**Text shown**
[Start of Attachment]
Enabling CORS in IIS7 Web Application

Cross-origin HTTP request are restricted to (from MDN)

  • The only allowed methods are:
    • GET
    • HEAD
    • POST
  • The only allowed values for the Content-Type header are:
    • application/x-www-form-urlencoded
    • multipart/form-data
    • text/plain

I needed to grant a local web application the ability to POST JSON-formatted data, which is clearly beyond the Content-Type restrictions above.

Without modifying the application, I noticed OPTION requests instead of POST requests to the local URL.

As it turns out, an OPTIONS request is sent before a cross-origin POST (if it is not a “simple” request) to check whether the webserver allows a POST, given origin, method, content type, and HTTP headers:

Preflighted requests

Unlike simple requests (discussed above), “preflighted” requests first send an HTTP request by the OPTIONS method to the resource on the other domain, in order to determine whether the actual request is safe to send.  Cross-site requests are preflighted like this since they may have implications to user data.
[End of Attachment]
**Provided material**
[Start of Attachment]
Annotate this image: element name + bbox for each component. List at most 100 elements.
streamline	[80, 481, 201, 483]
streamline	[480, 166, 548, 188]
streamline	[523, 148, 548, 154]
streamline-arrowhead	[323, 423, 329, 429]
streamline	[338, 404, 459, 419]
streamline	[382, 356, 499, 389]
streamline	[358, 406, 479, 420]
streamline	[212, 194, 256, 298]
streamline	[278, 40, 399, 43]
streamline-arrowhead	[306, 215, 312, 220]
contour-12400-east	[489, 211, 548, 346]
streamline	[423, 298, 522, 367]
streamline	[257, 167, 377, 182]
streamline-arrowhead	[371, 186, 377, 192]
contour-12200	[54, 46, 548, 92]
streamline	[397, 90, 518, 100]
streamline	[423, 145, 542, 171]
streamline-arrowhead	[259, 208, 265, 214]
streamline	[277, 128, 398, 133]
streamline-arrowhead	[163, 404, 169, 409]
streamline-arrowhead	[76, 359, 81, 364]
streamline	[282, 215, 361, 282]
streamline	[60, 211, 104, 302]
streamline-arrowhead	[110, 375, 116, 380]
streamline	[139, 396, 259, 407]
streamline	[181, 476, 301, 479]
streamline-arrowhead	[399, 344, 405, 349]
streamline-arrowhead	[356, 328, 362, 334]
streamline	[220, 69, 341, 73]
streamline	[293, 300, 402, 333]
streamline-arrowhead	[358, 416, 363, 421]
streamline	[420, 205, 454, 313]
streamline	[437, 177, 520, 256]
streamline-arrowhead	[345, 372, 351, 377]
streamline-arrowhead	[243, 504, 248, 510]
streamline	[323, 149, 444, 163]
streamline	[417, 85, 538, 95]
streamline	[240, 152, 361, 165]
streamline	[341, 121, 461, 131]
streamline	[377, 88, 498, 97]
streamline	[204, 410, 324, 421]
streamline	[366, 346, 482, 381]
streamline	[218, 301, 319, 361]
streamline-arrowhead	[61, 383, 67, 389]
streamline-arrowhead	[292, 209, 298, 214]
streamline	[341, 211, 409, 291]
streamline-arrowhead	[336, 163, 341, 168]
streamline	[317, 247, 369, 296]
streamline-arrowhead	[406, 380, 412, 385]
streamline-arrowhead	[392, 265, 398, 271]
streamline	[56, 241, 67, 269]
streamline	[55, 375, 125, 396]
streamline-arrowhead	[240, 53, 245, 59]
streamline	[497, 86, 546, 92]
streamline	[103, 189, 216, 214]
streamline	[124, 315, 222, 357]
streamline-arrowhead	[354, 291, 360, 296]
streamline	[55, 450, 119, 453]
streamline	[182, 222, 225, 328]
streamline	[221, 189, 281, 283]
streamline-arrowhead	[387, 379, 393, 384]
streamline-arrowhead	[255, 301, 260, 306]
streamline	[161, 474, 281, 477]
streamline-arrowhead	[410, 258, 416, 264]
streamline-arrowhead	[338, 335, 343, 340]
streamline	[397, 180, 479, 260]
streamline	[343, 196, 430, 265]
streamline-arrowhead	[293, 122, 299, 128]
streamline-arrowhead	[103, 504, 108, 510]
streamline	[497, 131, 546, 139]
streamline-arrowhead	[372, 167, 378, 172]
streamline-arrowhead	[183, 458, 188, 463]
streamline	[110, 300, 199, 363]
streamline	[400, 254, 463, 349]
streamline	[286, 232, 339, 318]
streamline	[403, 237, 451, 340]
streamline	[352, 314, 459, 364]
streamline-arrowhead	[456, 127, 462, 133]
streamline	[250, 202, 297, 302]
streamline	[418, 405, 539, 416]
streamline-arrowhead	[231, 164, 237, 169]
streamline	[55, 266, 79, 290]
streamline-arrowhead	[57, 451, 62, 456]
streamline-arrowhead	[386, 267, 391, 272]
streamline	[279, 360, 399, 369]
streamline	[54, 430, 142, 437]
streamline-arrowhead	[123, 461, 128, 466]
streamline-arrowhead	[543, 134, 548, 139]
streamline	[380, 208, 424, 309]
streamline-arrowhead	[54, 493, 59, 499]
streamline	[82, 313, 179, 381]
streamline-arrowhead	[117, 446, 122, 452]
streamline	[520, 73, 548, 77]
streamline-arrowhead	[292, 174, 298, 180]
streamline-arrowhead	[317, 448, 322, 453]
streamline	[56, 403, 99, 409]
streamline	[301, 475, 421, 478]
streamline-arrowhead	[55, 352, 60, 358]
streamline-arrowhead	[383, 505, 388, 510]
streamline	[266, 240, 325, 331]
[End of Attachment]
**Problem details**
In the CORS text, switch "webserver" to "web server" and give the passage from "I needed to" up to and including "to user data.".

**Exercise output**
I needed to grant a local web application the ability to POST JSON-formatted data, which is clearly beyond the Content-Type restrictions above.

Without modifying the application, I noticed OPTION requests instead of POST requests to the local URL.

As it turns out, an OPTIONS request is sent before a cross-origin POST (if it is not a “simple” request) to check whether the web server allows a POST, given origin, method, content type, and HTTP headers:

Preflighted requests

Unlike simple requests (discussed above), “preflighted” requests first send an HTTP request by the OPTIONS method to the resource on the other domain, in order to determine whether the actual request is safe to send.  Cross-site requests are preflighted like this since they may have implications to user data.